## Goal
Write out all entries word for word.

## Supplied records
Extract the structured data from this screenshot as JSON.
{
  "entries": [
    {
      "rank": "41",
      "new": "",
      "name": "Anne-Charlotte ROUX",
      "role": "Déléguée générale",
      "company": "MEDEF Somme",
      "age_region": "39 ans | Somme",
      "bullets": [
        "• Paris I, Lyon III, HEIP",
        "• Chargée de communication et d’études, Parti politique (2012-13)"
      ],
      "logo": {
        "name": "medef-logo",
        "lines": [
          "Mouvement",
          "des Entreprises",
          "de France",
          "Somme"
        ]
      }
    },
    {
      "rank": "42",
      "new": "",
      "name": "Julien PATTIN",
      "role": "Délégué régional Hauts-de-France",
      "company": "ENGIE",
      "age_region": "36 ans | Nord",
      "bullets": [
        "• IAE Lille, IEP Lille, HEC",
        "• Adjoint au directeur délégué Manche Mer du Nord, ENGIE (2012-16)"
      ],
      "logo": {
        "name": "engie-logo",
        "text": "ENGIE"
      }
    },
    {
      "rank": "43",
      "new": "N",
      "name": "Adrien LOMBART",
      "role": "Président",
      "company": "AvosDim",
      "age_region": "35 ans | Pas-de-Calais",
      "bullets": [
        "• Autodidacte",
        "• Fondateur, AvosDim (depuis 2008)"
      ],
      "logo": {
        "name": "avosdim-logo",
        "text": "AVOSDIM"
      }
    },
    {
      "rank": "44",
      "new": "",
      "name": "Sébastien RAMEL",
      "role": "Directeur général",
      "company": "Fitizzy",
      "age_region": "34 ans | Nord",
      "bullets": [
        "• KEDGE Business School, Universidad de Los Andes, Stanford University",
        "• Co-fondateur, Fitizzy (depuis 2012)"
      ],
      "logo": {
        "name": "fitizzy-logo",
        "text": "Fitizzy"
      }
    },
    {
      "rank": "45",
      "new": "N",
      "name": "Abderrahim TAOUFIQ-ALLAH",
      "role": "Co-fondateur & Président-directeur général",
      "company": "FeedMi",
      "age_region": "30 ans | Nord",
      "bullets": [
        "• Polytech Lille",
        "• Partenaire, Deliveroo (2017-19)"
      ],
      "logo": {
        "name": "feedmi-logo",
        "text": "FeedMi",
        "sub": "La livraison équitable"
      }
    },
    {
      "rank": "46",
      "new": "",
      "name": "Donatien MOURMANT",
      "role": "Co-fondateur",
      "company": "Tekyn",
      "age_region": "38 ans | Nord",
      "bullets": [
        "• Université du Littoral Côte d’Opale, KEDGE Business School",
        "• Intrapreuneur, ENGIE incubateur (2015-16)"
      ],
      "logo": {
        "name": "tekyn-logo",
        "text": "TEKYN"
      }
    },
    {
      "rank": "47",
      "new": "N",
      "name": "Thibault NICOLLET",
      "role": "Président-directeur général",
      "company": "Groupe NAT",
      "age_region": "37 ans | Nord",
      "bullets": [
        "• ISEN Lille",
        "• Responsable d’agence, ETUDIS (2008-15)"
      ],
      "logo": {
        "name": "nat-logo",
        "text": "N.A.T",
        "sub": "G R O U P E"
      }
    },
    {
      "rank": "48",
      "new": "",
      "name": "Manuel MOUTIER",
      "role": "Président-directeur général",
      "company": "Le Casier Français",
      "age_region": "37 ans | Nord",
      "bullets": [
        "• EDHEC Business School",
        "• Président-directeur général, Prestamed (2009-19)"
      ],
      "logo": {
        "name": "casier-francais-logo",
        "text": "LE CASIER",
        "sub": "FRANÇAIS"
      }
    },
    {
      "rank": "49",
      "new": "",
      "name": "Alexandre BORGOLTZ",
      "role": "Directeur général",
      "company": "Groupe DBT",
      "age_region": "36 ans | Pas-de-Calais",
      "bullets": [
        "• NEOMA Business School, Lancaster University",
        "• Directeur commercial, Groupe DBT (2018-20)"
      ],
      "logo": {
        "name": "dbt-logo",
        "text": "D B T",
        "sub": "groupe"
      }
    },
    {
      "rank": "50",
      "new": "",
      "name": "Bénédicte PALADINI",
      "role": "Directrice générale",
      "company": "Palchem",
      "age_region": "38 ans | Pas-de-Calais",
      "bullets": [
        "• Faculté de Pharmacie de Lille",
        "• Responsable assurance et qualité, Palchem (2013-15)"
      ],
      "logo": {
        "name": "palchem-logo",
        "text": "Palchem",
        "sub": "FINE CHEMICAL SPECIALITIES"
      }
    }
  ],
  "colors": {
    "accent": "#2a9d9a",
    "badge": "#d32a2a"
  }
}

## Problem solution
Extract the structured data from this screenshot as JSON.
{
  "entries": [
    {
      "rank": "41",
      "new": "",
      "name": "Anne-Charlotte ROUX",
      "role": "Déléguée générale",
      "company": "MEDEF Somme",
      "age_region": "39 ans | Somme",
      "bullets": [
        "• Paris I, Lyon III, HEIP",
        "• Chargée de communication et d’études, Parti politique (2012-13)"
      ],
      "logo": {
        "name": "medef-logo",
        "lines": [
          "Mouvement",
          "des Entreprises",
          "de France",
          "Somme"
        ]
      }
    },
    {
      "rank": "42",
      "new": "",
      "name": "Julien PATTIN",
      "role": "Délégué régional Hauts-de-France",
      "company": "ENGIE",
      "age_region": "36 ans | Nord",
      "bullets": [
        "• IAE Lille, IEP Lille, HEC",
        "• Adjoint au directeur délégué Manche Mer du Nord, ENGIE (2012-16)"
      ],
      "logo": {
        "name": "engie-logo",
        "text": "ENGIE"
      }
    },
    {
      "rank": "43",
      "new": "N",
      "name": "Adrien LOMBART",
      "role": "Président",
      "company": "AvosDim",
      "age_region": "35 ans | Pas-de-Calais",
      "bullets": [
        "• Autodidacte",
        "• Fondateur, AvosDim (depuis 2008)"
      ],
      "logo": {
        "name": "avosdim-logo",
        "text": "AVOSDIM"
      }
    },
    {
      "rank": "44",
      "new": "",
      "name": "Sébastien RAMEL",
      "role": "Directeur général",
      "company": "Fitizzy",
      "age_region": "34 ans | Nord",
      "bullets": [
        "• KEDGE Business School, Universidad de Los Andes, Stanford University",
        "• Co-fondateur, Fitizzy (depuis 2012)"
      ],
      "logo": {
        "name": "fitizzy-logo",
        "text": "Fitizzy"
      }
    },
    {
      "rank": "45",
      "new": "N",
      "name": "Abderrahim TAOUFIQ-ALLAH",
      "role": "Co-fondateur & Président-directeur général",
      "company": "FeedMi",
      "age_region": "30 ans | Nord",
      "bullets": [
        "• Polytech Lille",
        "• Partenaire, Deliveroo (2017-19)"
      ],
      "logo": {
        "name": "feedmi-logo",
        "text": "FeedMi",
        "sub": "La livraison équitable"
      }
    },
    {
      "rank": "46",
      "new": "",
      "name": "Donatien MOURMANT",
      "role": "Co-fondateur",
      "company": "Tekyn",
      "age_region": "38 ans | Nord",
      "bullets": [
        "• Université du Littoral Côte d’Opale, KEDGE Business School",
        "• Intrapreuneur, ENGIE incubateur (2015-16)"
      ],
      "logo": {
        "name": "tekyn-logo",
        "text": "TEKYN"
      }
    },
    {
      "rank": "47",
      "new": "N",
      "name": "Thibault NICOLLET",
      "role": "Président-directeur général",
      "company": "Groupe NAT",
      "age_region": "37 ans | Nord",
      "bullets": [
        "• ISEN Lille",
        "• Responsable d’agence, ETUDIS (2008-15)"
      ],
      "logo": {
        "name": "nat-logo",
        "text": "N.A.T",
        "sub": "G R O U P E"
      }
    },
    {
      "rank": "48",
      "new": "",
      "name": "Manuel MOUTIER",
      "role": "Président-directeur général",
      "company": "Le Casier Français",
      "age_region": "37 ans | Nord",
      "bullets": [
        "• EDHEC Business School",
        "• Président-directeur général, Prestamed (2009-19)"
      ],
      "logo": {
        "name": "casier-francais-logo",
        "text": "LE CASIER",
        "sub": "FRANÇAIS"
      }
    },
    {
      "rank": "49",
      "new": "",
      "name": "Alexandre BORGOLTZ",
      "role": "Directeur général",
      "company": "Groupe DBT",
      "age_region": "36 ans | Pas-de-Calais",
      "bullets": [
        "• NEOMA Business School, Lancaster University",
        "• Directeur commercial, Groupe DBT (2018-20)"
      ],
      "logo": {
        "name": "dbt-logo",
        "text": "D B T",
        "sub": "groupe"
      }
    },
    {
      "rank": "50",
      "new": "",
      "name": "Bénédicte PALADINI",
      "role": "Directrice générale",
      "company": "Palchem",
      "age_region": "38 ans | Pas-de-Calais",
      "bullets": [
        "• Faculté de Pharmacie de Lille",
        "• Responsable assurance et qualité, Palchem (2013-15)"
      ],
      "logo": {
        "name": "palchem-logo",
        "text": "Palchem",
        "sub": "FINE CHEMICAL SPECIALITIES"
      }
    }
  ],
  "colors": {
    "accent": "#2a9d9a",
    "badge": "#d32a2a"
  }
}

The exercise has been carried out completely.